Excerpted passage
[dns-operations] PowerDns Recursive Daemon
bert hubert
bert.hubert at netherlabs.nl
Thu Aug 31 06:33:11 UTC 2006
Simon Lyall wrote:
> Anybody have much experience with the PowerDNS recursive Daemon?
Well, yes. It is currently the exclusive nameserver for around 40 million
paying internet users - that we know of. As often with open source, we don't
have an inclusive list of our users.
Some of the largest access providers of the US, Canada, The Netherlands,
France and Germany are among those using the PowerDNS recursor. This is not
to boast, but the perception exists that the Recursor is still an outside
product, whereas it is actually rather mainstream these days.
> Performance , reliability , commercial support etc?
> I'm thinking about using it on multi-CPU Solaris/Sparc machines handling a
> few thousand queries per second each as a possible replacement for bind9.
Several large shops are running the PowerDNS Recursor on such machines. In
general, the recursor thrives at higher loads, and actually seems to improve
its performance past the 2000qps mark - this makes some kind of sense
because higher qps mean less cache misses, as the TTLs remain the same.
Some graphs which show PowerDNS performance are on http://adsl-xs4all.ds9a.nl/rrd
Scripts to make these graphs come with the recursor.

Dataset

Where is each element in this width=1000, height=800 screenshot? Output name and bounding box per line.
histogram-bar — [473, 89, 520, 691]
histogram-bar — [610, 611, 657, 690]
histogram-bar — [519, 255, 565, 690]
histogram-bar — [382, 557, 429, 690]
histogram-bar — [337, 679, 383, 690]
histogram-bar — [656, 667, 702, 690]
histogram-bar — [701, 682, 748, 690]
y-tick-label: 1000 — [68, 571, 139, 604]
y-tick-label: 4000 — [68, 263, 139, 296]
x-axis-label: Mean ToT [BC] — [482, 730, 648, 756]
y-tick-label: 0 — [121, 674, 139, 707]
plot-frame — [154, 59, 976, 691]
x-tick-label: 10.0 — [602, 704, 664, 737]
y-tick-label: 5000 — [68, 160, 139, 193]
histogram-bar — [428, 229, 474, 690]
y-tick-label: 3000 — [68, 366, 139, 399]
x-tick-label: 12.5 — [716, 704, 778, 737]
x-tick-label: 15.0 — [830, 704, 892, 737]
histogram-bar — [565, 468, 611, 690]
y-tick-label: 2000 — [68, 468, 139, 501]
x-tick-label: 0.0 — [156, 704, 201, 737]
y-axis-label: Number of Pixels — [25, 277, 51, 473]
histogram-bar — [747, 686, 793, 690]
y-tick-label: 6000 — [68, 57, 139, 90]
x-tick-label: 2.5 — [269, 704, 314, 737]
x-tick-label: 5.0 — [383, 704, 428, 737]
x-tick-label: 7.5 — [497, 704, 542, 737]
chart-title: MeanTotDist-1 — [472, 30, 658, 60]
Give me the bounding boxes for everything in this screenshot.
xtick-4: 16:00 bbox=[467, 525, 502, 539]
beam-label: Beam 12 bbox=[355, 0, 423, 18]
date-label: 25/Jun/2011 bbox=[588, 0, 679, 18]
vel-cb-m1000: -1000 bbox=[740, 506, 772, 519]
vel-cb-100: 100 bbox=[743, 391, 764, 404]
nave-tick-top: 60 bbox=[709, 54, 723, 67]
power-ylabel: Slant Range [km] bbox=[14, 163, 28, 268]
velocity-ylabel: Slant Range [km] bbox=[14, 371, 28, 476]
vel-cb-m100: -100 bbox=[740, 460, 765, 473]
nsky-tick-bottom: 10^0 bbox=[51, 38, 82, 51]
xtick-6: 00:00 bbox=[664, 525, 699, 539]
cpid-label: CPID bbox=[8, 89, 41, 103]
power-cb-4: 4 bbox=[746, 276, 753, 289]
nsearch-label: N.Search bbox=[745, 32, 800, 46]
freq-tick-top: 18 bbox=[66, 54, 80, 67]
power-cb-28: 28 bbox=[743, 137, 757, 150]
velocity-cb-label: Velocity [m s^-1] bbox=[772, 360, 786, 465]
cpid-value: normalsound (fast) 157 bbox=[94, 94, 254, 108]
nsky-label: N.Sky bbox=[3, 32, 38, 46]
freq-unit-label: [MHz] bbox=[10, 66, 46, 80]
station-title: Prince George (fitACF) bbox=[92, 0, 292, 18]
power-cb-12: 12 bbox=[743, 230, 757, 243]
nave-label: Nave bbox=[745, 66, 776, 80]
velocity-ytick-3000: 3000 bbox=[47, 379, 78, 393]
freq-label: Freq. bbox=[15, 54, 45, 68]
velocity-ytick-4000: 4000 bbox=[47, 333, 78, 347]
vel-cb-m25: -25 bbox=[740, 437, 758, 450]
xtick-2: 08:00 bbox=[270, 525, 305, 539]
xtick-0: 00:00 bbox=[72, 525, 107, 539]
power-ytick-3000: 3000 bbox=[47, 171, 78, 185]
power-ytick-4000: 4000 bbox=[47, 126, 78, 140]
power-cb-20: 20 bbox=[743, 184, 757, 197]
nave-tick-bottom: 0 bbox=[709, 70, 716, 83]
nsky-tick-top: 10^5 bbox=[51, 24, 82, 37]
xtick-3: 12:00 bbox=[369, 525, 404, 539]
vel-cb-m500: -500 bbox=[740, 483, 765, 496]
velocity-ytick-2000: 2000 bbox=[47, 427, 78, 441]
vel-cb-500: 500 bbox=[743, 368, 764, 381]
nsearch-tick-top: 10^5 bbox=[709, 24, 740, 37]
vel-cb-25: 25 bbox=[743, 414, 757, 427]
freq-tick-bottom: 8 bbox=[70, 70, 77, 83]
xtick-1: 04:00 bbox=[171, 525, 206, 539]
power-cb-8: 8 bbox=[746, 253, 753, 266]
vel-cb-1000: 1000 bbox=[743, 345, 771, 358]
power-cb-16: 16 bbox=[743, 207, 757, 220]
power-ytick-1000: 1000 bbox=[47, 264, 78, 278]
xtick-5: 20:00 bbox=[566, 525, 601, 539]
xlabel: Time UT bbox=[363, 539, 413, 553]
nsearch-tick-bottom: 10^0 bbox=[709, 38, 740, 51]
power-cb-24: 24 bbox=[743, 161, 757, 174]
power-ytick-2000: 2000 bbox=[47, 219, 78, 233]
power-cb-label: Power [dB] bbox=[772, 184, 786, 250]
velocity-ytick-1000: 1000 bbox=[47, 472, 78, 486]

Explore the material
1. Reproduce verbatim the stretch of the mailing-list post about the PowerDNS Recursor from "Well, yes. It" through "mainstream these days.".
2. Extend the mailing-list post about the PowerDNS Recursor, picking up directly after its final sentence.

Per-task outputs
1.
Well, yes. It is currently the exclusive nameserver for around 40 million
paying internet users - that we know of. As often with open source, we don't
have an inclusive list of our users.
Some of the largest access providers of the US, Canada, The Netherlands,
France and Germany are among those using the PowerDNS recursor. This is not
to boast, but the perception exists that the Recursor is still an outside
product, whereas it is actually rather mainstream these days.

2.
The PowerDNS recursor, with tinydns/dnscache, implements some important
anti-spoofing tricks detailed in
http://www.ietf.org/internet-drafts/draft-hubert-dns-anti-spoofing-00.txt :
This trick however requires opening up to lots of extra sockets, which in
turn requires Solaris 10 if you desire high performance, as listening to
many sockets using select(2) is not fast enough. It is worth it though -
many domains can otherwise be spoofed within hours.
We know from users that you can achieve over 3000qps on a single 750MHz
Ultrasparc-II, in production.
The PowerDNS Recursor is able to use two cpus to actually double its
performance, and sadly, memory use. We are currently, together with Sun and
one of our users, investigating some issues between Solaris 10 and PowerDNS
where after prolonged operations, the entire query load is assigned to a
single PowerDNS thread, with the other CPU no longer participating.
This may turn out to be a Solaris issue, but it is not sure yet. Sun
(Netherlands) has made a fully loaded T2000 available for our development,
which has allowed us to test scalability issues very well.
> The other option would probably be Nominum[1] caching server.
We hear rumours that its performance is stellar, especially on Solaris, and
we definitely want to get PowerDNS to be just as fast or faster. We know
about some inefficiencies hiding within the PowerDNS recursor that should
allow us to speed up the daemon by a factor of two.
However, inherently, we will remain at a handicap versus nameservers that do
not implement source port randomisation (which appears to include bind 8,
bind 9 and CNS). We like to think the added security makes up for that.
We offer commercial support with direct and private access to developers,
more information about this will appear soonish on our new homepage. Feel
free to contact pdns.bd at powerdns.com for more details.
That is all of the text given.